Extract every line of the material below and reproduce it faithfully.

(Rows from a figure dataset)
★ ★ ★ ★ ★ ★ ★

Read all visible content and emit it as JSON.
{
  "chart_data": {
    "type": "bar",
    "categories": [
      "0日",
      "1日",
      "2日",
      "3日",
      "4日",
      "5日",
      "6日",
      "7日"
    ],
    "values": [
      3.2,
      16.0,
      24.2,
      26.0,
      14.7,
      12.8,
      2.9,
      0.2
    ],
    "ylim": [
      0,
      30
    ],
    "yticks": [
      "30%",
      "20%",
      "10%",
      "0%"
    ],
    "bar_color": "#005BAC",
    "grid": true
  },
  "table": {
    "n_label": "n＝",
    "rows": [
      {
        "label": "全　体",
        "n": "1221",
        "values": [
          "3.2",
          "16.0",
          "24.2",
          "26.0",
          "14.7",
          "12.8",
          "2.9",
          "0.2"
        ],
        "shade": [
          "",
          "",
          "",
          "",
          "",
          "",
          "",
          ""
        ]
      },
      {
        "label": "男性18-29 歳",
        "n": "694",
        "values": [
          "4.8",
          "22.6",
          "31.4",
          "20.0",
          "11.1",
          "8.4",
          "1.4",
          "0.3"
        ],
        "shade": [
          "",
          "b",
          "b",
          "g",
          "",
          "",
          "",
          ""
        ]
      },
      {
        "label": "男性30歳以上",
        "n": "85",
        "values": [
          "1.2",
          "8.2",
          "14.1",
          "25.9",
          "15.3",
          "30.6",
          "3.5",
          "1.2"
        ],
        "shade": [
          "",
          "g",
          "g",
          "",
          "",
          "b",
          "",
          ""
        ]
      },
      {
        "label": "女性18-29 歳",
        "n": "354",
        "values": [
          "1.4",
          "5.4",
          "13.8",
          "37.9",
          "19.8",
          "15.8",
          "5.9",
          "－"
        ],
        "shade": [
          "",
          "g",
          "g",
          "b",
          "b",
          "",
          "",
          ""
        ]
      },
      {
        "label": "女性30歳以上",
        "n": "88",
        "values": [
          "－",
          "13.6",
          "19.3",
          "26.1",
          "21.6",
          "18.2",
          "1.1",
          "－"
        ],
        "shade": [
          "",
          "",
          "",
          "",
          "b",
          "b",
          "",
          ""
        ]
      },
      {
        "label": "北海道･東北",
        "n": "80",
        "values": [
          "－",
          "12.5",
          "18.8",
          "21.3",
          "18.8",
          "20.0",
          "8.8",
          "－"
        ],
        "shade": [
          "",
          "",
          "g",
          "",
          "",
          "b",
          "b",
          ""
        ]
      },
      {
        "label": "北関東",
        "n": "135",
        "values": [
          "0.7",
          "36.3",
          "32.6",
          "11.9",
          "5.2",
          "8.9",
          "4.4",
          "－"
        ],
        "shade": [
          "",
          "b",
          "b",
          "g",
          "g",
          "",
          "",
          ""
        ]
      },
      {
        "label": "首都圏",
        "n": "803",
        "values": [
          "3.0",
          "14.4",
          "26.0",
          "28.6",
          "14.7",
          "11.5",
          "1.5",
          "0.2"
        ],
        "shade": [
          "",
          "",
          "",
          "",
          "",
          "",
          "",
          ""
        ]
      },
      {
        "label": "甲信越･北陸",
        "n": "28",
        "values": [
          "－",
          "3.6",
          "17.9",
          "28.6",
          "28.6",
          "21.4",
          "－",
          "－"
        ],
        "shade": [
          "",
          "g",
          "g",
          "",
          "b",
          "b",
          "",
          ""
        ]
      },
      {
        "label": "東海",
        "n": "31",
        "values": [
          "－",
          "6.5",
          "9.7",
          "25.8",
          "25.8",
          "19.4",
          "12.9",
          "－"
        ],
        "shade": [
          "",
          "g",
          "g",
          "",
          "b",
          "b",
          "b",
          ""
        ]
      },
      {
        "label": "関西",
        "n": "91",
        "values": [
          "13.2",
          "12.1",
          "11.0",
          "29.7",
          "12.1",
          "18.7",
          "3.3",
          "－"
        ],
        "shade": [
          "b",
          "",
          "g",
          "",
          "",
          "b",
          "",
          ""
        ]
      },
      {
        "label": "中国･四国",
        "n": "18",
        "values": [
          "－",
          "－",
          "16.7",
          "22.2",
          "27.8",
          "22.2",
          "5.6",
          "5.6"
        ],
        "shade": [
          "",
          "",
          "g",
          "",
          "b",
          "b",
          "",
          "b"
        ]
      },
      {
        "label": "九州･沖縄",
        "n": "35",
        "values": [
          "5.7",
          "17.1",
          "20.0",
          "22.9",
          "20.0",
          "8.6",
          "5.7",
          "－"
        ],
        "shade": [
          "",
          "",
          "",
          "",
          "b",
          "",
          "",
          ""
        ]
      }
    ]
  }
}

★ ★ ★ ★ ★ ★ ★

■ Result for this exercise ■
Read all visible content and emit it as JSON.
{
  "chart_data": {
    "type": "bar",
    "categories": [
      "0日",
      "1日",
      "2日",
      "3日",
      "4日",
      "5日",
      "6日",
      "7日"
    ],
    "values": [
      3.2,
      16.0,
      24.2,
      26.0,
      14.7,
      12.8,
      2.9,
      0.2
    ],
    "ylim": [
      0,
      30
    ],
    "yticks": [
      "30%",
      "20%",
      "10%",
      "0%"
    ],
    "bar_color": "#005BAC",
    "grid": true
  },
  "table": {
    "n_label": "n＝",
    "rows": [
      {
        "label": "全　体",
        "n": "1221",
        "values": [
          "3.2",
          "16.0",
          "24.2",
          "26.0",
          "14.7",
          "12.8",
          "2.9",
          "0.2"
        ],
        "shade": [
          "",
          "",
          "",
          "",
          "",
          "",
          "",
          ""
        ]
      },
      {
        "label": "男性18-29 歳",
        "n": "694",
        "values": [
          "4.8",
          "22.6",
          "31.4",
          "20.0",
          "11.1",
          "8.4",
          "1.4",
          "0.3"
        ],
        "shade": [
          "",
          "b",
          "b",
          "g",
          "",
          "",
          "",
          ""
        ]
      },
      {
        "label": "男性30歳以上",
        "n": "85",
        "values": [
          "1.2",
          "8.2",
          "14.1",
          "25.9",
          "15.3",
          "30.6",
          "3.5",
          "1.2"
        ],
        "shade": [
          "",
          "g",
          "g",
          "",
          "",
          "b",
          "",
          ""
        ]
      },
      {
        "label": "女性18-29 歳",
        "n": "354",
        "values": [
          "1.4",
          "5.4",
          "13.8",
          "37.9",
          "19.8",
          "15.8",
          "5.9",
          "－"
        ],
        "shade": [
          "",
          "g",
          "g",
          "b",
          "b",
          "",
          "",
          ""
        ]
      },
      {
        "label": "女性30歳以上",
        "n": "88",
        "values": [
          "－",
          "13.6",
          "19.3",
          "26.1",
          "21.6",
          "18.2",
          "1.1",
          "－"
        ],
        "shade": [
          "",
          "",
          "",
          "",
          "b",
          "b",
          "",
          ""
        ]
      },
      {
        "label": "北海道･東北",
        "n": "80",
        "values": [
          "－",
          "12.5",
          "18.8",
          "21.3",
          "18.8",
          "20.0",
          "8.8",
          "－"
        ],
        "shade": [
          "",
          "",
          "g",
          "",
          "",
          "b",
          "b",
          ""
        ]
      },
      {
        "label": "北関東",
        "n": "135",
        "values": [
          "0.7",
          "36.3",
          "32.6",
          "11.9",
          "5.2",
          "8.9",
          "4.4",
          "－"
        ],
        "shade": [
          "",
          "b",
          "b",
          "g",
          "g",
          "",
          "",
          ""
        ]
      },
      {
        "label": "首都圏",
        "n": "803",
        "values": [
          "3.0",
          "14.4",
          "26.0",
          "28.6",
          "14.7",
          "11.5",
          "1.5",
          "0.2"
        ],
        "shade": [
          "",
          "",
          "",
          "",
          "",
          "",
          "",
          ""
        ]
      },
      {
        "label": "甲信越･北陸",
        "n": "28",
        "values": [
          "－",
          "3.6",
          "17.9",
          "28.6",
          "28.6",
          "21.4",
          "－",
          "－"
        ],
        "shade": [
          "",
          "g",
          "g",
          "",
          "b",
          "b",
          "",
          ""
        ]
      },
      {
        "label": "東海",
        "n": "31",
        "values": [
          "－",
          "6.5",
          "9.7",
          "25.8",
          "25.8",
          "19.4",
          "12.9",
          "－"
        ],
        "shade": [
          "",
          "g",
          "g",
          "",
          "b",
          "b",
          "b",
          ""
        ]
      },
      {
        "label": "関西",
        "n": "91",
        "values": [
          "13.2",
          "12.1",
          "11.0",
          "29.7",
          "12.1",
          "18.7",
          "3.3",
          "－"
        ],
        "shade": [
          "b",
          "",
          "g",
          "",
          "",
          "b",
          "",
          ""
        ]
      },
      {
        "label": "中国･四国",
        "n": "18",
        "values": [
          "－",
          "－",
          "16.7",
          "22.2",
          "27.8",
          "22.2",
          "5.6",
          "5.6"
        ],
        "shade": [
          "",
          "",
          "g",
          "",
          "b",
          "b",
          "",
          "b"
        ]
      },
      {
        "label": "九州･沖縄",
        "n": "35",
        "values": [
          "5.7",
          "17.1",
          "20.0",
          "22.9",
          "20.0",
          "8.6",
          "5.7",
          "－"
        ],
        "shade": [
          "",
          "",
          "",
          "",
          "b",
          "",
          "",
          ""
        ]
      }
    ]
  }
}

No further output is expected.